== Data rows ==
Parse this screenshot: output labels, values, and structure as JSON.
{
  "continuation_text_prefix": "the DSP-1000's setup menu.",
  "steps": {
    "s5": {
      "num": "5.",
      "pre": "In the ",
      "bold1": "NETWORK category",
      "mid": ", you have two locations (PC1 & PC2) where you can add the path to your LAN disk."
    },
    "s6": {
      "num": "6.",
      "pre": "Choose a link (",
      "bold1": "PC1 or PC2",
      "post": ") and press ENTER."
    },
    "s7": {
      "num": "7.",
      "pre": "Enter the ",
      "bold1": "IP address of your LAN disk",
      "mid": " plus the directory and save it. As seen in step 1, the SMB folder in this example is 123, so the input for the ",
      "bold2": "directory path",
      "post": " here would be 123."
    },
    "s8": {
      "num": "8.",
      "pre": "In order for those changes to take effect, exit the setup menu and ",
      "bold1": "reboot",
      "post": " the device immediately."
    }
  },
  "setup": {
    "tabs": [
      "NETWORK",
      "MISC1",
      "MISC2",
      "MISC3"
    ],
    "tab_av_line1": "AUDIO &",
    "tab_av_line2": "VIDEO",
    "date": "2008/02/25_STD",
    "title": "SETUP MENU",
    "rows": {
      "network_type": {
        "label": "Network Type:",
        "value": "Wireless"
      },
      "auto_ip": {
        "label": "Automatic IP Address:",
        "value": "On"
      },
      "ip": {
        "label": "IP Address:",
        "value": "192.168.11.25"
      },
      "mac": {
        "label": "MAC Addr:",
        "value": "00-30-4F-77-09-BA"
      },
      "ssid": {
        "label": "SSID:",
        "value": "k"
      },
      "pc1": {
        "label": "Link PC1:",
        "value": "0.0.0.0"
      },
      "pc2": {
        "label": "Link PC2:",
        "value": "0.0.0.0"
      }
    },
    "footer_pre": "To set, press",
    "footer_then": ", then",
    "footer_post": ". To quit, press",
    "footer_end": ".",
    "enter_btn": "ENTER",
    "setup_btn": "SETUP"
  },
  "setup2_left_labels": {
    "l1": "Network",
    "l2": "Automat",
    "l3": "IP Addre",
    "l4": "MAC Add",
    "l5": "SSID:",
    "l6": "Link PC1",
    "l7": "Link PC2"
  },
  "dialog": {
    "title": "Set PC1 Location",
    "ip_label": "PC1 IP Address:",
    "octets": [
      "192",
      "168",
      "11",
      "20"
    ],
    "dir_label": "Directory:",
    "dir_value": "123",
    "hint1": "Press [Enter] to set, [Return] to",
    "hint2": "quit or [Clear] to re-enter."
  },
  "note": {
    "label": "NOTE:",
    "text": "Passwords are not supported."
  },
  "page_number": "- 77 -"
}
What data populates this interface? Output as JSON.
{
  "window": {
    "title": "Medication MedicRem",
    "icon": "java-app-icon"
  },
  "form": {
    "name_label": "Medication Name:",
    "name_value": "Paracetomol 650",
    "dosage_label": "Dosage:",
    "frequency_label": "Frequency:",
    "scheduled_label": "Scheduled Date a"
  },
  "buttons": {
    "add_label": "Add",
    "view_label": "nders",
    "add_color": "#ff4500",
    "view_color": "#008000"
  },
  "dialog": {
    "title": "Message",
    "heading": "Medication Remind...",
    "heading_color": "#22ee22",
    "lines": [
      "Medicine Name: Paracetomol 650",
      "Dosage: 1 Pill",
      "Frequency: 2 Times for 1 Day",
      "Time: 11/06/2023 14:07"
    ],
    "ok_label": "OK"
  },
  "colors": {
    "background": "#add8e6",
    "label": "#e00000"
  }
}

== Stated goal ==
Please reproduce the entire listing, exactly as shown.

== Result for this exercise ==
Parse this screenshot: output labels, values, and structure as JSON.
{
  "continuation_text_prefix": "the DSP-1000's setup menu.",
  "steps": {
    "s5": {
      "num": "5.",
      "pre": "In the ",
      "bold1": "NETWORK category",
      "mid": ", you have two locations (PC1 & PC2) where you can add the path to your LAN disk."
    },
    "s6": {
      "num": "6.",
      "pre": "Choose a link (",
      "bold1": "PC1 or PC2",
      "post": ") and press ENTER."
    },
    "s7": {
      "num": "7.",
      "pre": "Enter the ",
      "bold1": "IP address of your LAN disk",
      "mid": " plus the directory and save it. As seen in step 1, the SMB folder in this example is 123, so the input for the ",
      "bold2": "directory path",
      "post": " here would be 123."
    },
    "s8": {
      "num": "8.",
      "pre": "In order for those changes to take effect, exit the setup menu and ",
      "bold1": "reboot",
      "post": " the device immediately."
    }
  },
  "setup": {
    "tabs": [
      "NETWORK",
      "MISC1",
      "MISC2",
      "MISC3"
    ],
    "tab_av_line1": "AUDIO &",
    "tab_av_line2": "VIDEO",
    "date": "2008/02/25_STD",
    "title": "SETUP MENU",
    "rows": {
      "network_type": {
        "label": "Network Type:",
        "value": "Wireless"
      },
      "auto_ip": {
        "label": "Automatic IP Address:",
        "value": "On"
      },
      "ip": {
        "label": "IP Address:",
        "value": "192.168.11.25"
      },
      "mac": {
        "label": "MAC Addr:",
        "value": "00-30-4F-77-09-BA"
      },
      "ssid": {
        "label": "SSID:",
        "value": "k"
      },
      "pc1": {
        "label": "Link PC1:",
        "value": "0.0.0.0"
      },
      "pc2": {
        "label": "Link PC2:",
        "value": "0.0.0.0"
      }
    },
    "footer_pre": "To set, press",
    "footer_then": ", then",
    "footer_post": ". To quit, press",
    "footer_end": ".",
    "enter_btn": "ENTER",
    "setup_btn": "SETUP"
  },
  "setup2_left_labels": {
    "l1": "Network",
    "l2": "Automat",
    "l3": "IP Addre",
    "l4": "MAC Add",
    "l5": "SSID:",
    "l6": "Link PC1",
    "l7": "Link PC2"
  },
  "dialog": {
    "title": "Set PC1 Location",
    "ip_label": "PC1 IP Address:",
    "octets": [
      "192",
      "168",
      "11",
      "20"
    ],
    "dir_label": "Directory:",
    "dir_value": "123",
    "hint1": "Press [Enter] to set, [Return] to",
    "hint2": "quit or [Clear] to re-enter."
  },
  "note": {
    "label": "NOTE:",
    "text": "Passwords are not supported."
  },
  "page_number": "- 77 -"
}
What data populates this interface? Output as JSON.
{
  "window": {
    "title": "Medication MedicRem",
    "icon": "java-app-icon"
  },
  "form": {
    "name_label": "Medication Name:",
    "name_value": "Paracetomol 650",
    "dosage_label": "Dosage:",
    "frequency_label": "Frequency:",
    "scheduled_label": "Scheduled Date a"
  },
  "buttons": {
    "add_label": "Add",
    "view_label": "nders",
    "add_color": "#ff4500",
    "view_color": "#008000"
  },
  "dialog": {
    "title": "Message",
    "heading": "Medication Remind...",
    "heading_color": "#22ee22",
    "lines": [
      "Medicine Name: Paracetomol 650",
      "Dosage: 1 Pill",
      "Frequency: 2 Times for 1 Day",
      "Time: 11/06/2023 14:07"
    ],
    "ok_label": "OK"
  },
  "colors": {
    "background": "#add8e6",
    "label": "#e00000"
  }
}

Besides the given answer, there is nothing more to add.